- [What you should do] Work out the number of lines containing "amount". Answer with nothing but that number.
|---|
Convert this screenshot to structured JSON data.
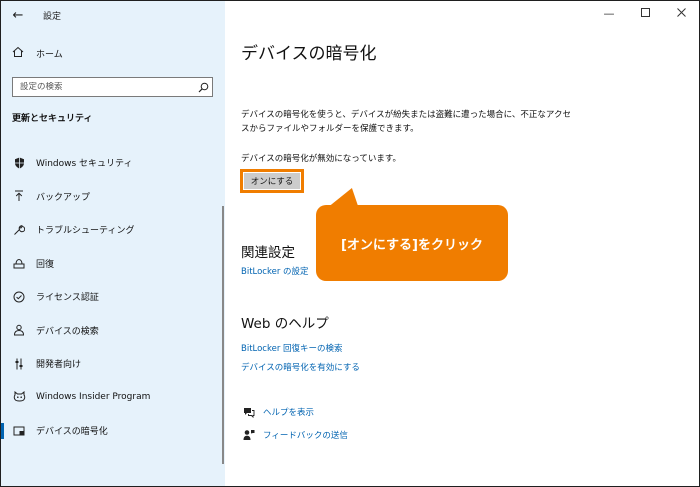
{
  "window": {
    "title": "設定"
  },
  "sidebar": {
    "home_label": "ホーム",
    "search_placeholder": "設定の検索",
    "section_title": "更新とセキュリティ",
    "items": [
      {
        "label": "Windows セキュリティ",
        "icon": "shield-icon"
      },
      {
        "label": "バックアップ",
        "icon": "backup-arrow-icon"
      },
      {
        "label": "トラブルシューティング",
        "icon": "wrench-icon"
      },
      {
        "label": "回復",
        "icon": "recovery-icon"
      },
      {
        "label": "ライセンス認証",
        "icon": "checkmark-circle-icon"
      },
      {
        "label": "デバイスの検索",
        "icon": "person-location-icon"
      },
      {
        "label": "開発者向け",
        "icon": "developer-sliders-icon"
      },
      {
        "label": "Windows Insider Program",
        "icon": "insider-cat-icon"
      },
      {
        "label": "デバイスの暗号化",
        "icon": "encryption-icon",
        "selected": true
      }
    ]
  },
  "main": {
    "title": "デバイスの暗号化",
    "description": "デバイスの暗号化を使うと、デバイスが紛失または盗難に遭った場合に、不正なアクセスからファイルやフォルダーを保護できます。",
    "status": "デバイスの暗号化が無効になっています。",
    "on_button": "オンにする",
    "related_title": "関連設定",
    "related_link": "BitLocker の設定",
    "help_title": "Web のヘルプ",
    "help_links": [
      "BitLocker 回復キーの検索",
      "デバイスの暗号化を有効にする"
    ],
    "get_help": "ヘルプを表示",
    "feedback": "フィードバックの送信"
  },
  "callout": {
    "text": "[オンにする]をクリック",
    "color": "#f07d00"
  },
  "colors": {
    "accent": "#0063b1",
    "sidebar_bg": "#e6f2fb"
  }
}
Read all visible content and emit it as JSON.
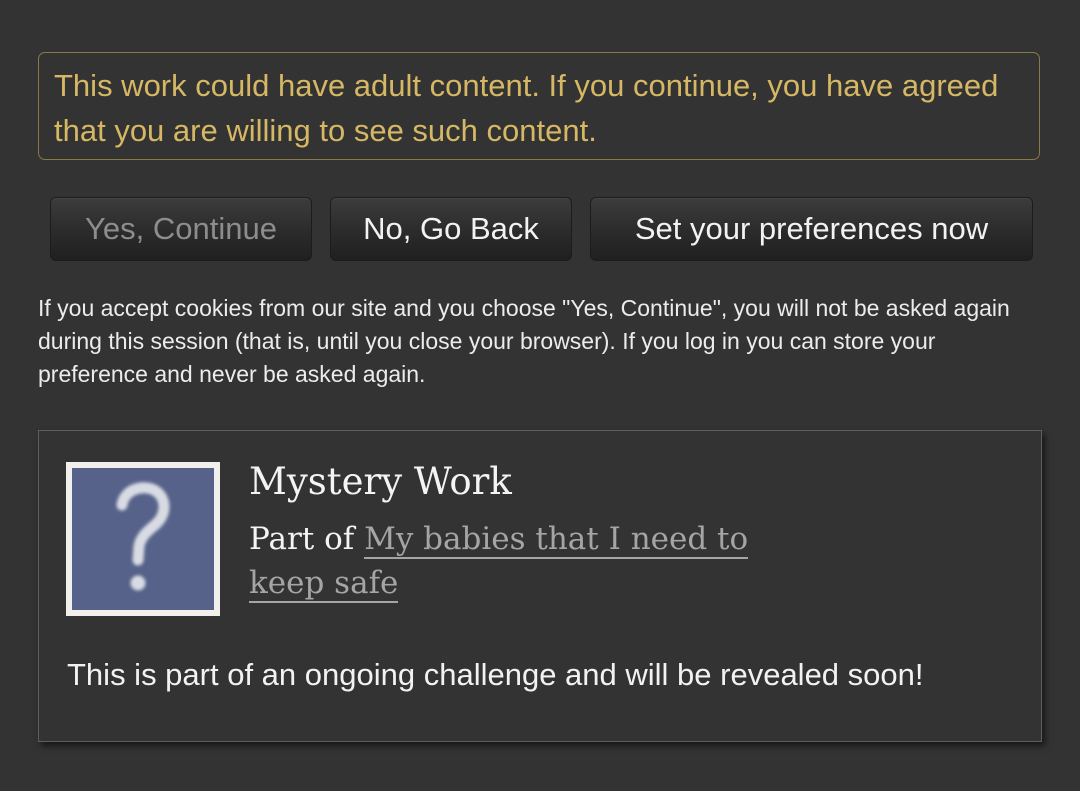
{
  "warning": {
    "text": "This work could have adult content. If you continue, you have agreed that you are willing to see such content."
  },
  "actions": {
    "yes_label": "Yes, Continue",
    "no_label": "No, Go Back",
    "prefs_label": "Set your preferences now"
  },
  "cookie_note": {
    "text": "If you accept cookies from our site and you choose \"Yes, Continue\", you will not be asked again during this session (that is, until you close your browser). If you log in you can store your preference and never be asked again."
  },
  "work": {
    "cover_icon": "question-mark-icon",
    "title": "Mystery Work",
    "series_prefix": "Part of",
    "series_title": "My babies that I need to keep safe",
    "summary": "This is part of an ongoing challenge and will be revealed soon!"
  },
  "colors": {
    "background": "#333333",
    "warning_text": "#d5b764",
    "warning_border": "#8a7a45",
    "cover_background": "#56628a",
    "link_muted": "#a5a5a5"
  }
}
|---|
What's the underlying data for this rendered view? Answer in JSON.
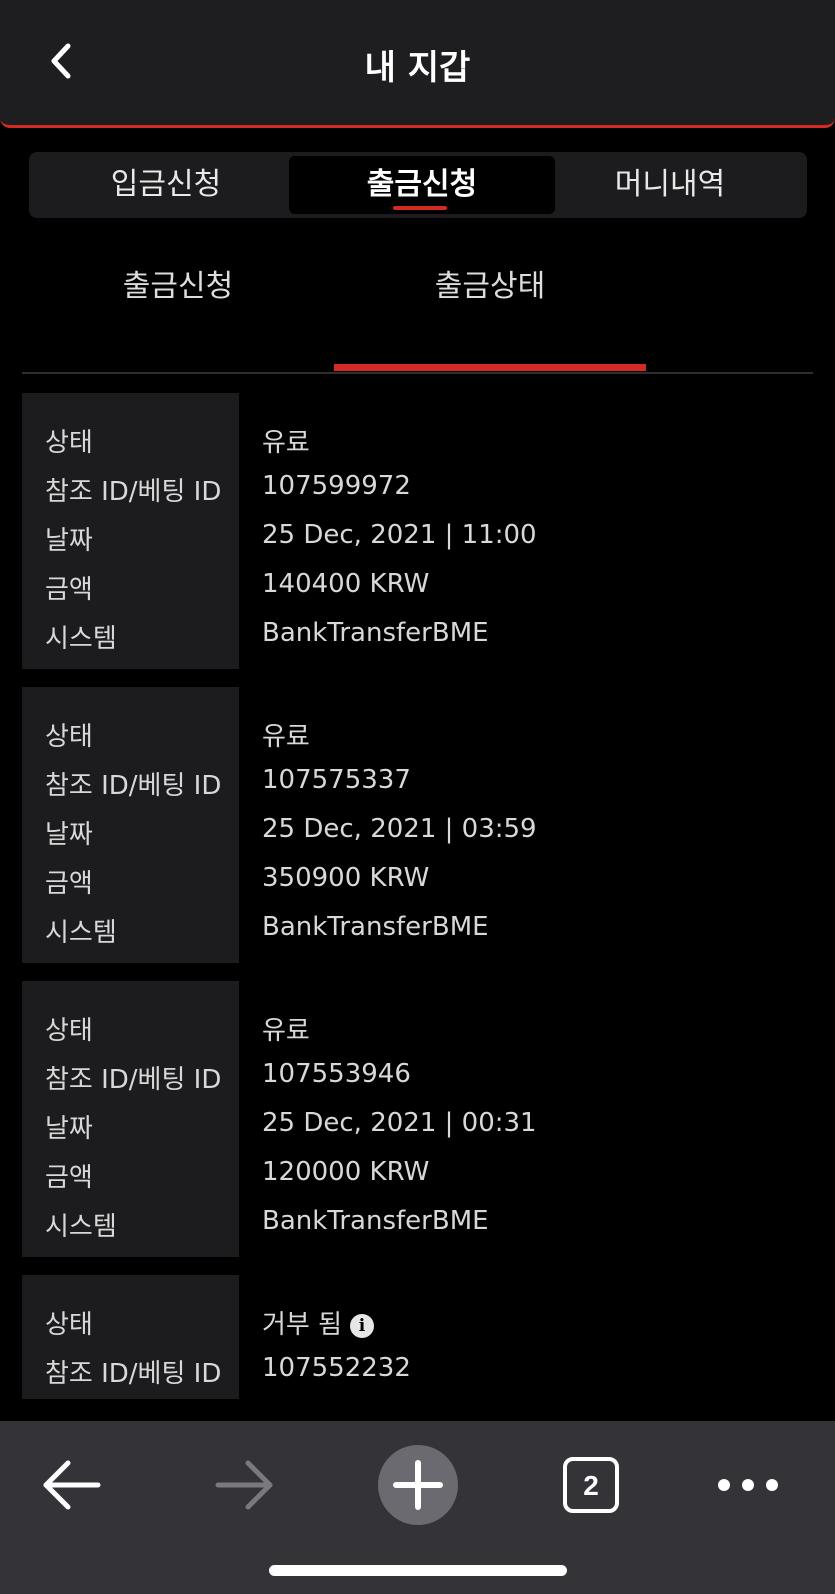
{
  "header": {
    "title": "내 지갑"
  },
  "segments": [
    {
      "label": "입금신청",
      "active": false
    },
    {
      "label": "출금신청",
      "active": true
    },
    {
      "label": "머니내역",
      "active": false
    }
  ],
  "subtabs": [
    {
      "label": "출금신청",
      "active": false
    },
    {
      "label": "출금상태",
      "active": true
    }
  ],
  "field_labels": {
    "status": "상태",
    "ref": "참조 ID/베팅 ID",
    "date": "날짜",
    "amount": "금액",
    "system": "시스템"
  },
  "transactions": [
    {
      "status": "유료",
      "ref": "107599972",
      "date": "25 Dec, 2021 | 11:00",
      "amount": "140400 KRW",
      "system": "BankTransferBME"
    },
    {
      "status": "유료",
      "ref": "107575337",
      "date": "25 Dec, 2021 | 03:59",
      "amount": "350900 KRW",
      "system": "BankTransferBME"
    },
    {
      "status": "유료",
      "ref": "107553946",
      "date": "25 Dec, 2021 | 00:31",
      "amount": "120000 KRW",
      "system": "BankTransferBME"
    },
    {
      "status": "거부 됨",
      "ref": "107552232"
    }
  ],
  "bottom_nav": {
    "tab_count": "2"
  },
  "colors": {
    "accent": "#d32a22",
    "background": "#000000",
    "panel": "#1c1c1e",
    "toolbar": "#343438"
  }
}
|---|
- [Exercise solution] 4